• [Some records]
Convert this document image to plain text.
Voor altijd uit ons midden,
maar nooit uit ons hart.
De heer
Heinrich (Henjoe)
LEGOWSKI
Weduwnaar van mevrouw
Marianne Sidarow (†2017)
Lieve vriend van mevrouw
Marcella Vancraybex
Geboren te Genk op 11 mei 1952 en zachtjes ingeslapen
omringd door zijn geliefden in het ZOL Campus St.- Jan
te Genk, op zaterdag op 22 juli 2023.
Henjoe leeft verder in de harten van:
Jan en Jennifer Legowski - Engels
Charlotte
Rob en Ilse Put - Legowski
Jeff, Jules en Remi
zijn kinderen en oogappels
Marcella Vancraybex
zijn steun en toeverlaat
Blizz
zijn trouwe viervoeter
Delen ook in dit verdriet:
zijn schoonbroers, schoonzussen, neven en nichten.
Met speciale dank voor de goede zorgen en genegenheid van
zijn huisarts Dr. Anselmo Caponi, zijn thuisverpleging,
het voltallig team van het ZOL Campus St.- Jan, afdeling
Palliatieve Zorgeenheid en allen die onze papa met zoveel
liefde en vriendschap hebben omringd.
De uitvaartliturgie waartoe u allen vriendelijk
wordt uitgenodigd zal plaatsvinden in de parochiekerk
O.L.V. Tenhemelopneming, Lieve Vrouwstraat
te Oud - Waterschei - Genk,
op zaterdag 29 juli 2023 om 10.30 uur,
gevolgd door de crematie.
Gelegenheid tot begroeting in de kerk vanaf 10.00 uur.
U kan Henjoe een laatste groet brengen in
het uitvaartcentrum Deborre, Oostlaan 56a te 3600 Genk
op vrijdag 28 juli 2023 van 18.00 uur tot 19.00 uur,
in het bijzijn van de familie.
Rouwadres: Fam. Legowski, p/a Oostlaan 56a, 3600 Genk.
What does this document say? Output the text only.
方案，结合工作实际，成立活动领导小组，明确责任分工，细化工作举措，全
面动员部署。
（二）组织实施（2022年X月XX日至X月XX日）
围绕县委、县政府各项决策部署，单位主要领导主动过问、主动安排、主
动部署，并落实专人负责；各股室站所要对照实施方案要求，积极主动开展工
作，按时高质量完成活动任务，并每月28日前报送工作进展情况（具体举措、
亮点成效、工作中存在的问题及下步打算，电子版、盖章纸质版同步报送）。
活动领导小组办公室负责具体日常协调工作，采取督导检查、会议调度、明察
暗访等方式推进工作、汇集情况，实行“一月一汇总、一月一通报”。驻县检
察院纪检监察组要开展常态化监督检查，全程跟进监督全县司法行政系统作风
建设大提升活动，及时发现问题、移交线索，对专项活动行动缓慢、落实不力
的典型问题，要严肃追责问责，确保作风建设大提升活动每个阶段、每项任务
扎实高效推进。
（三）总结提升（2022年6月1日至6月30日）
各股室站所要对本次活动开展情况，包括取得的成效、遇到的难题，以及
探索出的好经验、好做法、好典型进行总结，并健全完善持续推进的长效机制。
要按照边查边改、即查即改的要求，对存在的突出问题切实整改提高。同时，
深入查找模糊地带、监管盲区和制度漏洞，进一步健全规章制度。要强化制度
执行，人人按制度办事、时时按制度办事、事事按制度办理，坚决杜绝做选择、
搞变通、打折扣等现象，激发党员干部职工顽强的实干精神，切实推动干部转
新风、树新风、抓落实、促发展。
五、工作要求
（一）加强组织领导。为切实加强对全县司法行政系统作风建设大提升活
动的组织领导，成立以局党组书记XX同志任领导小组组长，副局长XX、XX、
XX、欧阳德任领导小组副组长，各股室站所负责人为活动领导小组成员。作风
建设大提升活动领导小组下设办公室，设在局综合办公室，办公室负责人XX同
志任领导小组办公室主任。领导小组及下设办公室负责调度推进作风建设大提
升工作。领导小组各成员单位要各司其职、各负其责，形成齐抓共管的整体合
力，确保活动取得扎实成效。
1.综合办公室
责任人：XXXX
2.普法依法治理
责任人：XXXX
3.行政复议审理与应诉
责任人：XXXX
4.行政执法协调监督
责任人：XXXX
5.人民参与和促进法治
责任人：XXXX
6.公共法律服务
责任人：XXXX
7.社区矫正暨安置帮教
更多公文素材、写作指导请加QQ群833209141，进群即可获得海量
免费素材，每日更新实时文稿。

• [Your goal]
Please copy out each record, character for character.

• [Reply to the task]
Convert this document image to plain text.
Voor altijd uit ons midden,
maar nooit uit ons hart.
De heer
Heinrich (Henjoe)
LEGOWSKI
Weduwnaar van mevrouw
Marianne Sidarow (†2017)
Lieve vriend van mevrouw
Marcella Vancraybex
Geboren te Genk op 11 mei 1952 en zachtjes ingeslapen
omringd door zijn geliefden in het ZOL Campus St.- Jan
te Genk, op zaterdag op 22 juli 2023.
Henjoe leeft verder in de harten van:
Jan en Jennifer Legowski - Engels
Charlotte
Rob en Ilse Put - Legowski
Jeff, Jules en Remi
zijn kinderen en oogappels
Marcella Vancraybex
zijn steun en toeverlaat
Blizz
zijn trouwe viervoeter
Delen ook in dit verdriet:
zijn schoonbroers, schoonzussen, neven en nichten.
Met speciale dank voor de goede zorgen en genegenheid van
zijn huisarts Dr. Anselmo Caponi, zijn thuisverpleging,
het voltallig team van het ZOL Campus St.- Jan, afdeling
Palliatieve Zorgeenheid en allen die onze papa met zoveel
liefde en vriendschap hebben omringd.
De uitvaartliturgie waartoe u allen vriendelijk
wordt uitgenodigd zal plaatsvinden in de parochiekerk
O.L.V. Tenhemelopneming, Lieve Vrouwstraat
te Oud - Waterschei - Genk,
op zaterdag 29 juli 2023 om 10.30 uur,
gevolgd door de crematie.
Gelegenheid tot begroeting in de kerk vanaf 10.00 uur.
U kan Henjoe een laatste groet brengen in
het uitvaartcentrum Deborre, Oostlaan 56a te 3600 Genk
op vrijdag 28 juli 2023 van 18.00 uur tot 19.00 uur,
in het bijzijn van de familie.
Rouwadres: Fam. Legowski, p/a Oostlaan 56a, 3600 Genk.
What does this document say? Output the text only.
方案，结合工作实际，成立活动领导小组，明确责任分工，细化工作举措，全
面动员部署。
（二）组织实施（2022年X月XX日至X月XX日）
围绕县委、县政府各项决策部署，单位主要领导主动过问、主动安排、主
动部署，并落实专人负责；各股室站所要对照实施方案要求，积极主动开展工
作，按时高质量完成活动任务，并每月28日前报送工作进展情况（具体举措、
亮点成效、工作中存在的问题及下步打算，电子版、盖章纸质版同步报送）。
活动领导小组办公室负责具体日常协调工作，采取督导检查、会议调度、明察
暗访等方式推进工作、汇集情况，实行“一月一汇总、一月一通报”。驻县检
察院纪检监察组要开展常态化监督检查，全程跟进监督全县司法行政系统作风
建设大提升活动，及时发现问题、移交线索，对专项活动行动缓慢、落实不力
的典型问题，要严肃追责问责，确保作风建设大提升活动每个阶段、每项任务
扎实高效推进。
（三）总结提升（2022年6月1日至6月30日）
各股室站所要对本次活动开展情况，包括取得的成效、遇到的难题，以及
探索出的好经验、好做法、好典型进行总结，并健全完善持续推进的长效机制。
要按照边查边改、即查即改的要求，对存在的突出问题切实整改提高。同时，
深入查找模糊地带、监管盲区和制度漏洞，进一步健全规章制度。要强化制度
执行，人人按制度办事、时时按制度办事、事事按制度办理，坚决杜绝做选择、
搞变通、打折扣等现象，激发党员干部职工顽强的实干精神，切实推动干部转
新风、树新风、抓落实、促发展。
五、工作要求
（一）加强组织领导。为切实加强对全县司法行政系统作风建设大提升活
动的组织领导，成立以局党组书记XX同志任领导小组组长，副局长XX、XX、
XX、欧阳德任领导小组副组长，各股室站所负责人为活动领导小组成员。作风
建设大提升活动领导小组下设办公室，设在局综合办公室，办公室负责人XX同
志任领导小组办公室主任。领导小组及下设办公室负责调度推进作风建设大提
升工作。领导小组各成员单位要各司其职、各负其责，形成齐抓共管的整体合
力，确保活动取得扎实成效。
1.综合办公室
责任人：XXXX
2.普法依法治理
责任人：XXXX
3.行政复议审理与应诉
责任人：XXXX
4.行政执法协调监督
责任人：XXXX
5.人民参与和促进法治
责任人：XXXX
6.公共法律服务
责任人：XXXX
7.社区矫正暨安置帮教
更多公文素材、写作指导请加QQ群833209141，进群即可获得海量
免费素材，每日更新实时文稿。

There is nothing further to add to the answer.